WORK REQUIRED:
Repeat the material below exactly, with no pictures.

START

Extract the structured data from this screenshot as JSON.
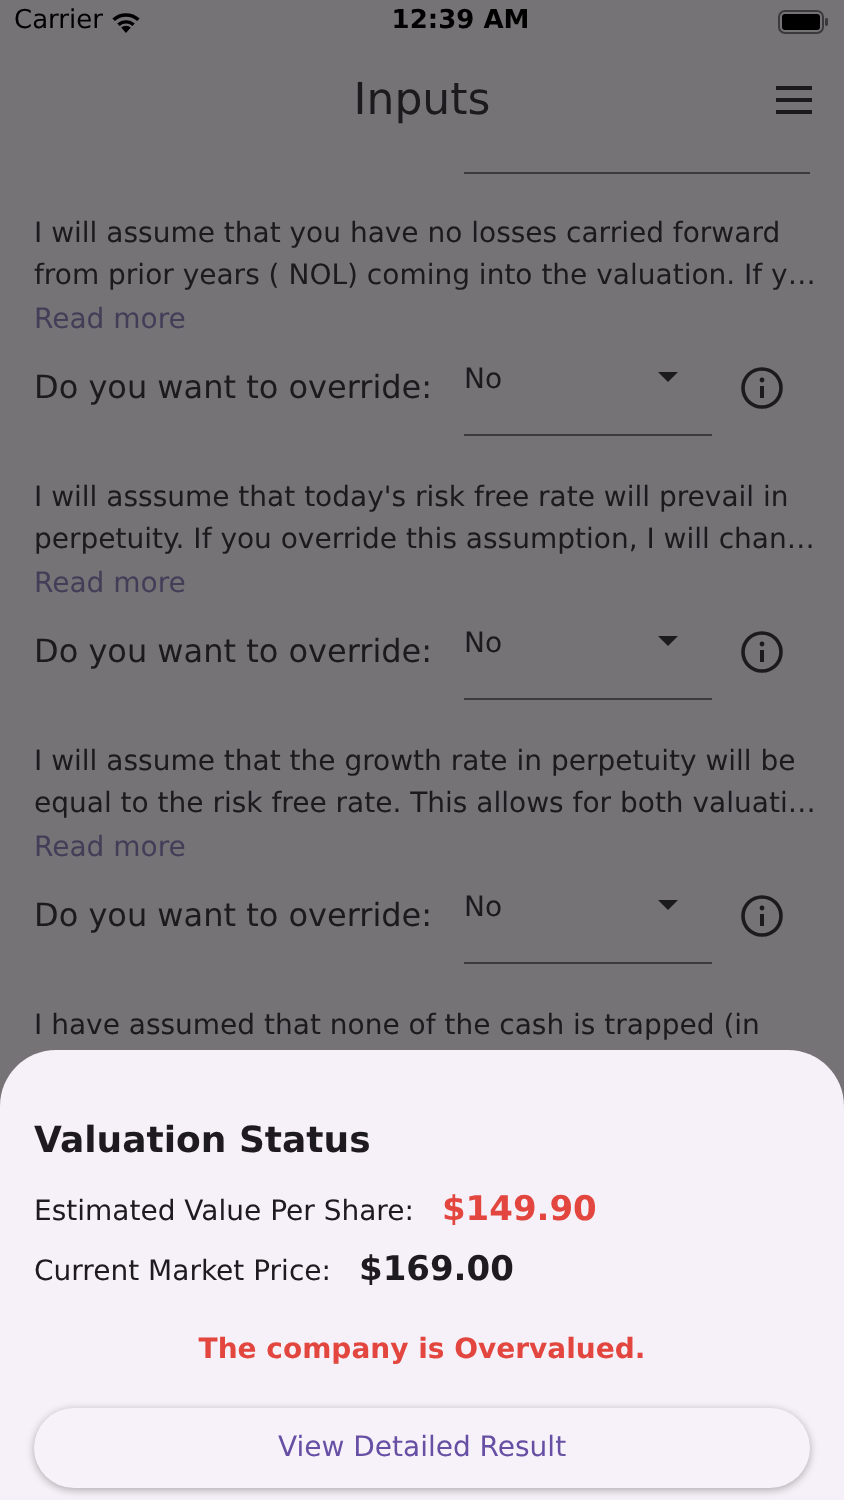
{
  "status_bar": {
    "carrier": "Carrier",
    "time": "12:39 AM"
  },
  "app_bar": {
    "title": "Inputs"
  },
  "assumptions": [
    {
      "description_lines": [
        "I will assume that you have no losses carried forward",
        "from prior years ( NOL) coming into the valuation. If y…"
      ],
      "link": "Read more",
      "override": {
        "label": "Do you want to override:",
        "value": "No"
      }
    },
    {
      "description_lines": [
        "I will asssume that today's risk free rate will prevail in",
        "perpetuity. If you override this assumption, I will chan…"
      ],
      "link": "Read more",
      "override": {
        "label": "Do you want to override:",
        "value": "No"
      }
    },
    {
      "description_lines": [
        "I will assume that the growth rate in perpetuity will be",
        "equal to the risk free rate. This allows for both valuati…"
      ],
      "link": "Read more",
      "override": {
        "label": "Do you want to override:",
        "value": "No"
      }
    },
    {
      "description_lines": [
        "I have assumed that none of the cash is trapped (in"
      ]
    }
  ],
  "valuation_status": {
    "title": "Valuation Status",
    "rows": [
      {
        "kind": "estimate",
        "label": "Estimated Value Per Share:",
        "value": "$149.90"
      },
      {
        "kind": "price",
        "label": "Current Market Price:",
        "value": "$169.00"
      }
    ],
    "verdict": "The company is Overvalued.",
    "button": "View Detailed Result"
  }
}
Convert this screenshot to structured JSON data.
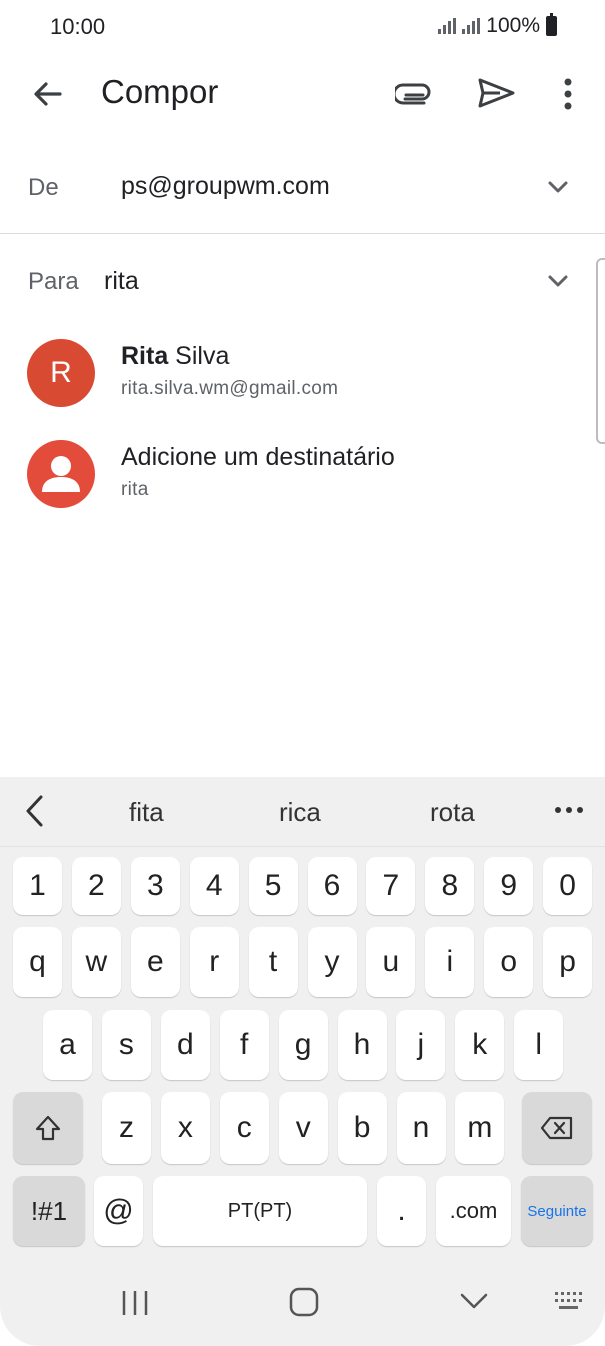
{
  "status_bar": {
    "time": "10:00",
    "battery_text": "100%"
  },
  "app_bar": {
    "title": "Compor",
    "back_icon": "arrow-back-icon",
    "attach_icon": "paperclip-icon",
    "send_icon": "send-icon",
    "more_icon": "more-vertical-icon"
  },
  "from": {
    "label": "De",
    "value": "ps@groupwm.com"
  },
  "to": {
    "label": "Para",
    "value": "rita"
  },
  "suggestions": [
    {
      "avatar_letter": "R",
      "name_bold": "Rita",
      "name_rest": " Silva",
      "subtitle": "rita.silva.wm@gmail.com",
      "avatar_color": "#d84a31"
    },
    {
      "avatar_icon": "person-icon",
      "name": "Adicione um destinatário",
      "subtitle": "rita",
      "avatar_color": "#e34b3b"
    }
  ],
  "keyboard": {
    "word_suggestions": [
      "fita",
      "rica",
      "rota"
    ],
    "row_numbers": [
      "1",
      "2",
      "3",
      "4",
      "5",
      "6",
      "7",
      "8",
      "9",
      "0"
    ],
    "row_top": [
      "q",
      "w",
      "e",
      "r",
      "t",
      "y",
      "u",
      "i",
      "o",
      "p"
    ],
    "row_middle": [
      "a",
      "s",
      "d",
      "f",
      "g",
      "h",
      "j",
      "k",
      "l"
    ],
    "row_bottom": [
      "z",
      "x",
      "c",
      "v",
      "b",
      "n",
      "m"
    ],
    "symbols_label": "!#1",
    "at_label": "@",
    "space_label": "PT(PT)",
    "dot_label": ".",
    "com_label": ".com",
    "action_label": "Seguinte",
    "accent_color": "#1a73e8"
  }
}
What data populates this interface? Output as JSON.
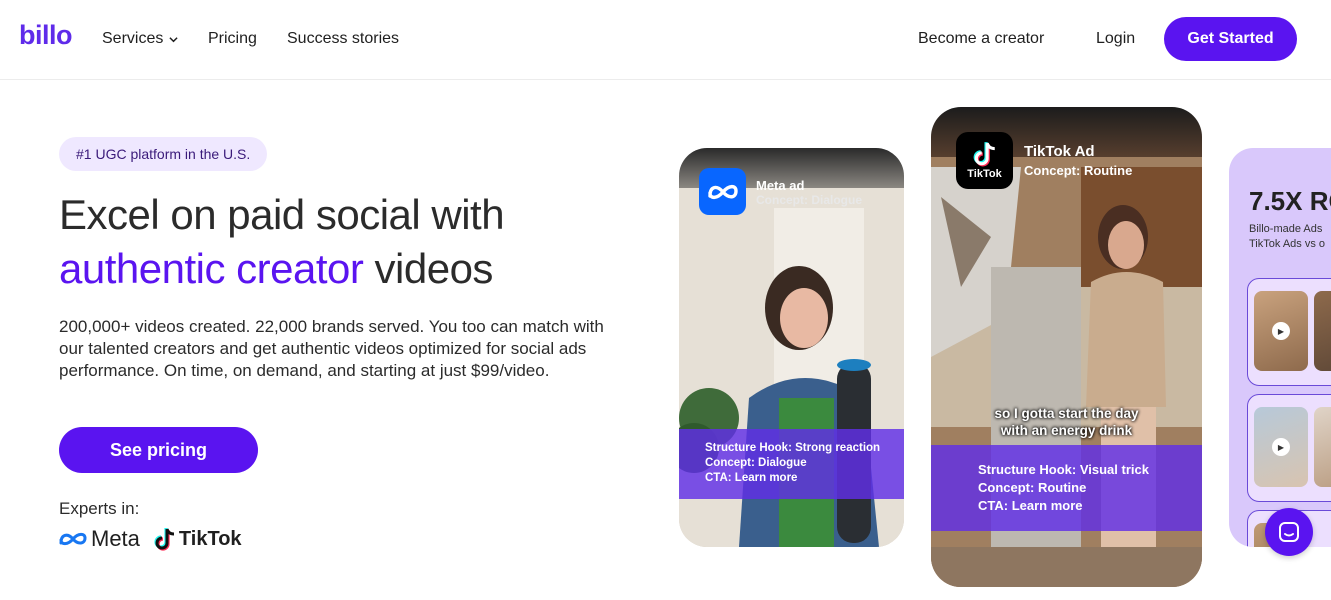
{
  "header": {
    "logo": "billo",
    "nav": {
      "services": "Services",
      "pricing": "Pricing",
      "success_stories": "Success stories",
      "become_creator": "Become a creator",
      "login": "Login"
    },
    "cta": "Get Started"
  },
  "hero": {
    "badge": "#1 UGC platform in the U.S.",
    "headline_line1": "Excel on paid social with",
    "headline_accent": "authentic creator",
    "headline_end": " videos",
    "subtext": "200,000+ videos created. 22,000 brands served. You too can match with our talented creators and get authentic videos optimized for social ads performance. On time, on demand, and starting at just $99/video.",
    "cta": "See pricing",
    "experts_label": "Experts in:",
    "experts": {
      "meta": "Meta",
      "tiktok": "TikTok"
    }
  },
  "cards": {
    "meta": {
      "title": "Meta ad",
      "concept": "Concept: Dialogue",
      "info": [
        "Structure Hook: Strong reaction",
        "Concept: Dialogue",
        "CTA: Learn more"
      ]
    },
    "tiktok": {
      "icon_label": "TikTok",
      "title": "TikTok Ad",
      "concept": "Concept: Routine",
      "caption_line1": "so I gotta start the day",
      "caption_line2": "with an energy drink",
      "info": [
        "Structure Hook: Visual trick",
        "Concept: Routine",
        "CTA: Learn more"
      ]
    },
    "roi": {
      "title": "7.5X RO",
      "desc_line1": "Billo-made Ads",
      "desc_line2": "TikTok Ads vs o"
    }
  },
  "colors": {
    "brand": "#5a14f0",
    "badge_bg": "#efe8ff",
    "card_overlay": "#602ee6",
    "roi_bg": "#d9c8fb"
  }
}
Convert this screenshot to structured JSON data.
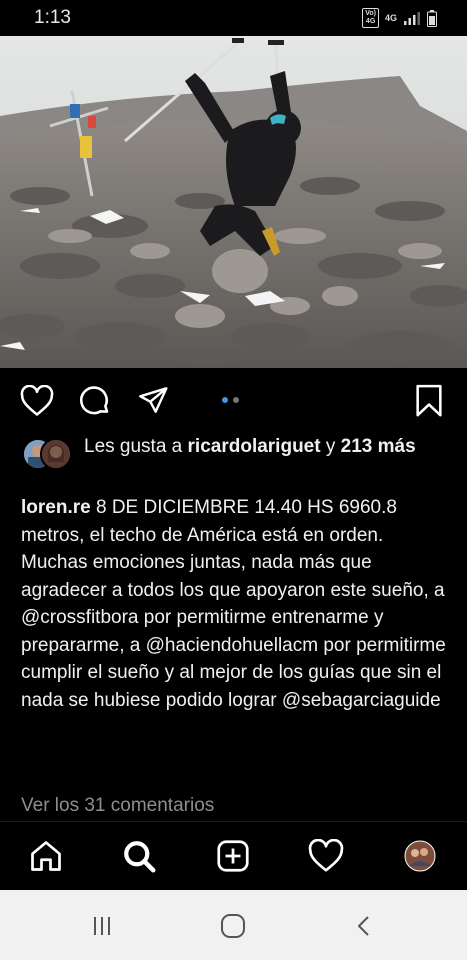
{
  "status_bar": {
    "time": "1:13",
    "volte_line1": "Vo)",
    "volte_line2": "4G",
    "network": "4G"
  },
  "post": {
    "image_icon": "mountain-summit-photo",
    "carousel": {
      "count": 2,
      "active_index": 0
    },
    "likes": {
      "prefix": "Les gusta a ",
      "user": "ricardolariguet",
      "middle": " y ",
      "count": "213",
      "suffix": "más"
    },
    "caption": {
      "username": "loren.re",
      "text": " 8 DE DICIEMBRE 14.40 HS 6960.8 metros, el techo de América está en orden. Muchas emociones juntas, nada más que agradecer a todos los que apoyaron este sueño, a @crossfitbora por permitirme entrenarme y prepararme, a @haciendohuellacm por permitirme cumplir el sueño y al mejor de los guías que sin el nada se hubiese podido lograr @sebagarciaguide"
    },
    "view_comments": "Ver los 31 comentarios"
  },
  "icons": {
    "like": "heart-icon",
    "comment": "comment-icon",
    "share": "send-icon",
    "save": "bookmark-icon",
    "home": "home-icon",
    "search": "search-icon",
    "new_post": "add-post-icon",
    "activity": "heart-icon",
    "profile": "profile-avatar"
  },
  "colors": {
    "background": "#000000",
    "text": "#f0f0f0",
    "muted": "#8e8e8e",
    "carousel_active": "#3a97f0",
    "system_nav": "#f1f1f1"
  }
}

END

RESULT OF THIS EXERCISE:
Extract the structured data from this screenshot as JSON.
{
  "status_bar": {
    "carrier": "Carrier",
    "time": "12:39 AM"
  },
  "app_bar": {
    "title": "Inputs"
  },
  "assumptions": [
    {
      "description_lines": [
        "I will assume that you have no losses carried forward",
        "from prior years ( NOL) coming into the valuation. If y…"
      ],
      "link": "Read more",
      "override": {
        "label": "Do you want to override:",
        "value": "No"
      }
    },
    {
      "description_lines": [
        "I will asssume that today's risk free rate will prevail in",
        "perpetuity. If you override this assumption, I will chan…"
      ],
      "link": "Read more",
      "override": {
        "label": "Do you want to override:",
        "value": "No"
      }
    },
    {
      "description_lines": [
        "I will assume that the growth rate in perpetuity will be",
        "equal to the risk free rate. This allows for both valuati…"
      ],
      "link": "Read more",
      "override": {
        "label": "Do you want to override:",
        "value": "No"
      }
    },
    {
      "description_lines": [
        "I have assumed that none of the cash is trapped (in"
      ]
    }
  ],
  "valuation_status": {
    "title": "Valuation Status",
    "rows": [
      {
        "kind": "estimate",
        "label": "Estimated Value Per Share:",
        "value": "$149.90"
      },
      {
        "kind": "price",
        "label": "Current Market Price:",
        "value": "$169.00"
      }
    ],
    "verdict": "The company is Overvalued.",
    "button": "View Detailed Result"
  }
}
Convert this screenshot to structured JSON data.
{
  "status_bar": {
    "time": "10:00",
    "battery_text": "100%"
  },
  "app_bar": {
    "title": "Compor",
    "back_icon": "arrow-back-icon",
    "attach_icon": "paperclip-icon",
    "send_icon": "send-icon",
    "more_icon": "more-vertical-icon"
  },
  "from": {
    "label": "De",
    "value": "ps@groupwm.com"
  },
  "to": {
    "label": "Para",
    "value": "rita"
  },
  "suggestions": [
    {
      "avatar_letter": "R",
      "name_bold": "Rita",
      "name_rest": " Silva",
      "subtitle": "rita.silva.wm@gmail.com",
      "avatar_color": "#d84a31"
    },
    {
      "avatar_icon": "person-icon",
      "name": "Adicione um destinatário",
      "subtitle": "rita",
      "avatar_color": "#e34b3b"
    }
  ],
  "keyboard": {
    "word_suggestions": [
      "fita",
      "rica",
      "rota"
    ],
    "row_numbers": [
      "1",
      "2",
      "3",
      "4",
      "5",
      "6",
      "7",
      "8",
      "9",
      "0"
    ],
    "row_top": [
      "q",
      "w",
      "e",
      "r",
      "t",
      "y",
      "u",
      "i",
      "o",
      "p"
    ],
    "row_middle": [
      "a",
      "s",
      "d",
      "f",
      "g",
      "h",
      "j",
      "k",
      "l"
    ],
    "row_bottom": [
      "z",
      "x",
      "c",
      "v",
      "b",
      "n",
      "m"
    ],
    "symbols_label": "!#1",
    "at_label": "@",
    "space_label": "PT(PT)",
    "dot_label": ".",
    "com_label": ".com",
    "action_label": "Seguinte",
    "accent_color": "#1a73e8"
  }
}
What data populates this interface? Output as JSON.
{
  "header": {
    "logo": "billo",
    "nav": {
      "services": "Services",
      "pricing": "Pricing",
      "success_stories": "Success stories",
      "become_creator": "Become a creator",
      "login": "Login"
    },
    "cta": "Get Started"
  },
  "hero": {
    "badge": "#1 UGC platform in the U.S.",
    "headline_line1": "Excel on paid social with",
    "headline_accent": "authentic creator",
    "headline_end": " videos",
    "subtext": "200,000+ videos created. 22,000 brands served. You too can match with our talented creators and get authentic videos optimized for social ads performance. On time, on demand, and starting at just $99/video.",
    "cta": "See pricing",
    "experts_label": "Experts in:",
    "experts": {
      "meta": "Meta",
      "tiktok": "TikTok"
    }
  },
  "cards": {
    "meta": {
      "title": "Meta ad",
      "concept": "Concept: Dialogue",
      "info": [
        "Structure Hook: Strong reaction",
        "Concept: Dialogue",
        "CTA: Learn more"
      ]
    },
    "tiktok": {
      "icon_label": "TikTok",
      "title": "TikTok Ad",
      "concept": "Concept: Routine",
      "caption_line1": "so I gotta start the day",
      "caption_line2": "with an energy drink",
      "info": [
        "Structure Hook: Visual trick",
        "Concept: Routine",
        "CTA: Learn more"
      ]
    },
    "roi": {
      "title": "7.5X RO",
      "desc_line1": "Billo-made Ads",
      "desc_line2": "TikTok Ads vs o"
    }
  },
  "colors": {
    "brand": "#5a14f0",
    "badge_bg": "#efe8ff",
    "card_overlay": "#602ee6",
    "roi_bg": "#d9c8fb"
  }
}
Convert this screenshot to structured JSON data.
{
  "status_bar": {
    "time": "1:13",
    "volte_line1": "Vo)",
    "volte_line2": "4G",
    "network": "4G"
  },
  "post": {
    "image_icon": "mountain-summit-photo",
    "carousel": {
      "count": 2,
      "active_index": 0
    },
    "likes": {
      "prefix": "Les gusta a ",
      "user": "ricardolariguet",
      "middle": " y ",
      "count": "213",
      "suffix": "más"
    },
    "caption": {
      "username": "loren.re",
      "text": " 8 DE DICIEMBRE 14.40 HS 6960.8 metros, el techo de América está en orden. Muchas emociones juntas, nada más que agradecer a todos los que apoyaron este sueño, a @crossfitbora por permitirme entrenarme y prepararme, a @haciendohuellacm por permitirme cumplir el sueño y al mejor de los guías que sin el nada se hubiese podido lograr @sebagarciaguide"
    },
    "view_comments": "Ver los 31 comentarios"
  },
  "icons": {
    "like": "heart-icon",
    "comment": "comment-icon",
    "share": "send-icon",
    "save": "bookmark-icon",
    "home": "home-icon",
    "search": "search-icon",
    "new_post": "add-post-icon",
    "activity": "heart-icon",
    "profile": "profile-avatar"
  },
  "colors": {
    "background": "#000000",
    "text": "#f0f0f0",
    "muted": "#8e8e8e",
    "carousel_active": "#3a97f0",
    "system_nav": "#f1f1f1"
  }
}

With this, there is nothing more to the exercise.